Records from a dataset:
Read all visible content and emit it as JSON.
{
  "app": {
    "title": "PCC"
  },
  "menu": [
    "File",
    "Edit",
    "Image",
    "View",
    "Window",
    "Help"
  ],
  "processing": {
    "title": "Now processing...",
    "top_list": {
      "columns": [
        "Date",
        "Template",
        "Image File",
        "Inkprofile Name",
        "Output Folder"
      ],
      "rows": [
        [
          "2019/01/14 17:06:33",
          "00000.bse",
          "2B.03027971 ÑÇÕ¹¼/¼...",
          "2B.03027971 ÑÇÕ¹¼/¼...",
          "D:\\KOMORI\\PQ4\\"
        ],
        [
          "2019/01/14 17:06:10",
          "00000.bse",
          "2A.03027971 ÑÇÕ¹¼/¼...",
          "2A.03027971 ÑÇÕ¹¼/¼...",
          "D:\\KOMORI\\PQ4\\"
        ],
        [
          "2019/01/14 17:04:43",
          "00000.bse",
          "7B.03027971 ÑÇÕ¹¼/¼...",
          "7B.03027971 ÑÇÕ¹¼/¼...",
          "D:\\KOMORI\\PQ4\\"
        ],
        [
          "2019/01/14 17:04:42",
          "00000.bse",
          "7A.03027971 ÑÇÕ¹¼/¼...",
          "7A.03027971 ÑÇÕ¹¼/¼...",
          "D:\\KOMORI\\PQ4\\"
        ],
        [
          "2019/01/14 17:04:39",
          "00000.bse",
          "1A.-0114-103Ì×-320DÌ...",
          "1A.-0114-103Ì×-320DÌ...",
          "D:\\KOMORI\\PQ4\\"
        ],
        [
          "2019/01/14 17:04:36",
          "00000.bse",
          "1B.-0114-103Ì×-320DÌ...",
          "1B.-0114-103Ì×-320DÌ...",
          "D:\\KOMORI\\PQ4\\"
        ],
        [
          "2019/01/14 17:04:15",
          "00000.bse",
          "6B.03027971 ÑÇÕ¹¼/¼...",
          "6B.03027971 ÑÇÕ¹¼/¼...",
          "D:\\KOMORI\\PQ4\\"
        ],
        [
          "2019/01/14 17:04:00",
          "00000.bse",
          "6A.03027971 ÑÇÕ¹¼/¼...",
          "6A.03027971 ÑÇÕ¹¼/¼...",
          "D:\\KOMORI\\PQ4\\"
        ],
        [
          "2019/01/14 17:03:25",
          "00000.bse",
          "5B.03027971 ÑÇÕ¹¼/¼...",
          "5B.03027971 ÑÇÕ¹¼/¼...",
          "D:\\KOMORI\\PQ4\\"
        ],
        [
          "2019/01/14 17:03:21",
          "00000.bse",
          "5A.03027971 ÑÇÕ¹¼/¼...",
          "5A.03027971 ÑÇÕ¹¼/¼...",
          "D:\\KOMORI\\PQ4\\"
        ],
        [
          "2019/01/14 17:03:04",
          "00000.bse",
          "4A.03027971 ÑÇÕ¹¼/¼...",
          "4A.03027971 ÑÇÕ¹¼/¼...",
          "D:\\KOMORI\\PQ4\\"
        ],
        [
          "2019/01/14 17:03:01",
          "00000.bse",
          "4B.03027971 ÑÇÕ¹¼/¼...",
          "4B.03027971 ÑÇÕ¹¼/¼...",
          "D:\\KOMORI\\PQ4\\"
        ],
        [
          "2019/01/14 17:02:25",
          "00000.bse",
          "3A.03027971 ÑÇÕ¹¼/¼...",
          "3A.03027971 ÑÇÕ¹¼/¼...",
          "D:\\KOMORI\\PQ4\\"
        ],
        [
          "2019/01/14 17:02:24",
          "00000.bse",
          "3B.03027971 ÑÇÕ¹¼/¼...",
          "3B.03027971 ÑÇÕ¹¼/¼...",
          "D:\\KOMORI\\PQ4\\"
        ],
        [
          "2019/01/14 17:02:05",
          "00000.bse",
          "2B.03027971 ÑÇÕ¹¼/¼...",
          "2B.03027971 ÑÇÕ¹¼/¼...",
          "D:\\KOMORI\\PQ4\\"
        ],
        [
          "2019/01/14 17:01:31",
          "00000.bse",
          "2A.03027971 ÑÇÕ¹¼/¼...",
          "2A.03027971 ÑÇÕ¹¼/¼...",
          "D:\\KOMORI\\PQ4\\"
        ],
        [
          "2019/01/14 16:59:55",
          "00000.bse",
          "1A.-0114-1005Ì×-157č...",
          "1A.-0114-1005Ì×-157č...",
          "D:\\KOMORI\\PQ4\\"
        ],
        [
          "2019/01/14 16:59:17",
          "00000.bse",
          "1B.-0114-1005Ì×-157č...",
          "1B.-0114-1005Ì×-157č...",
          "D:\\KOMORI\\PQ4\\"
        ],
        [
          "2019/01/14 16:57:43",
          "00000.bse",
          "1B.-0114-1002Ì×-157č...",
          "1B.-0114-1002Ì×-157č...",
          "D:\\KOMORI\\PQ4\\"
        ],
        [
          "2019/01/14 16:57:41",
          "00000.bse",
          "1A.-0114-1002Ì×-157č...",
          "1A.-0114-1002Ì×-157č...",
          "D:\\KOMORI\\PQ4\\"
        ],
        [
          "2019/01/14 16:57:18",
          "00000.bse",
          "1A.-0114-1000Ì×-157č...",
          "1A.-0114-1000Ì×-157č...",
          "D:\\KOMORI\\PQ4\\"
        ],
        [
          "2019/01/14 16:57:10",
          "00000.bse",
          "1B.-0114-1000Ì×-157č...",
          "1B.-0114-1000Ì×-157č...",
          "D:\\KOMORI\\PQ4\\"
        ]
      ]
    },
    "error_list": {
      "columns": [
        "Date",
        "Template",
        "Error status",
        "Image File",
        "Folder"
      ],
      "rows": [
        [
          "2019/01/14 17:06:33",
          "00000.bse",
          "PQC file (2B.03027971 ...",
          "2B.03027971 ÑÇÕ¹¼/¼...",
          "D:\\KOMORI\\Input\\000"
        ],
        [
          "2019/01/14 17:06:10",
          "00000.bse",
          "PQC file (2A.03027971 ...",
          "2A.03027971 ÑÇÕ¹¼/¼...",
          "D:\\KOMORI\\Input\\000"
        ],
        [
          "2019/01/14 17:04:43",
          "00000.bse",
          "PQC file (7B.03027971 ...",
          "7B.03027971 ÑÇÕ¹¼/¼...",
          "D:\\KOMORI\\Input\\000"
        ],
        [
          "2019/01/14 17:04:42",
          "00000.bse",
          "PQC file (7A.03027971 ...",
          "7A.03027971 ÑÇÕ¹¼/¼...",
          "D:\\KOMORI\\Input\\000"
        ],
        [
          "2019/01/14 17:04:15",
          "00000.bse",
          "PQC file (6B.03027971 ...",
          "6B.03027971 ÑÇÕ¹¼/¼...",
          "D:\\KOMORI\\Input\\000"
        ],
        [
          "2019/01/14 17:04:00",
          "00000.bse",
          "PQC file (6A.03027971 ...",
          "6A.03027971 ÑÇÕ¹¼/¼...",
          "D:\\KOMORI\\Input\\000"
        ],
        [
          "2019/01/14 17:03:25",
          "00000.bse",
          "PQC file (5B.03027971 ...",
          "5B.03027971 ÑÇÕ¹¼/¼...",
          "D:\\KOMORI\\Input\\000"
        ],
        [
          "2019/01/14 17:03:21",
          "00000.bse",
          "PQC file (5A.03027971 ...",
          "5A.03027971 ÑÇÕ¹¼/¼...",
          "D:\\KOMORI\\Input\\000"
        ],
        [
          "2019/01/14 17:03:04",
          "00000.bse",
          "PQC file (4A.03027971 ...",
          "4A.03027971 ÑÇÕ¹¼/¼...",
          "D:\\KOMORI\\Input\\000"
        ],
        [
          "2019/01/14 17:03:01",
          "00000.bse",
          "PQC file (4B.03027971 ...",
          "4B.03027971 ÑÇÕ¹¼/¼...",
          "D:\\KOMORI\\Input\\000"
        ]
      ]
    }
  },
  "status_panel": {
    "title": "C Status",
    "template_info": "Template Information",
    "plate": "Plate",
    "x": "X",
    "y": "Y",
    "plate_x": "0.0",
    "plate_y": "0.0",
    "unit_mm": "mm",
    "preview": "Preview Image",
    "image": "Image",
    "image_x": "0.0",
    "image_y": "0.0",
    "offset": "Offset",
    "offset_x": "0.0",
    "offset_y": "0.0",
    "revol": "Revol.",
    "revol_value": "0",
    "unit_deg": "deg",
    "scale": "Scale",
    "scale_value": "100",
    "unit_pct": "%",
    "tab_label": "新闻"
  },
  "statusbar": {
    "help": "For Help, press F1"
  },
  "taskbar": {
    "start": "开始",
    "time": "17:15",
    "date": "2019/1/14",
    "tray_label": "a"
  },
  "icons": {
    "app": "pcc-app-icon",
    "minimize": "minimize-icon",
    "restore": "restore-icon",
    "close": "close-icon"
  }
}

The exercise:
Look for the word "title" in every line of the listing and copy the lines that have it.

Response to this exercise:
    "title": "PCC"
    "title": "Now processing...",
    "title": "C Status",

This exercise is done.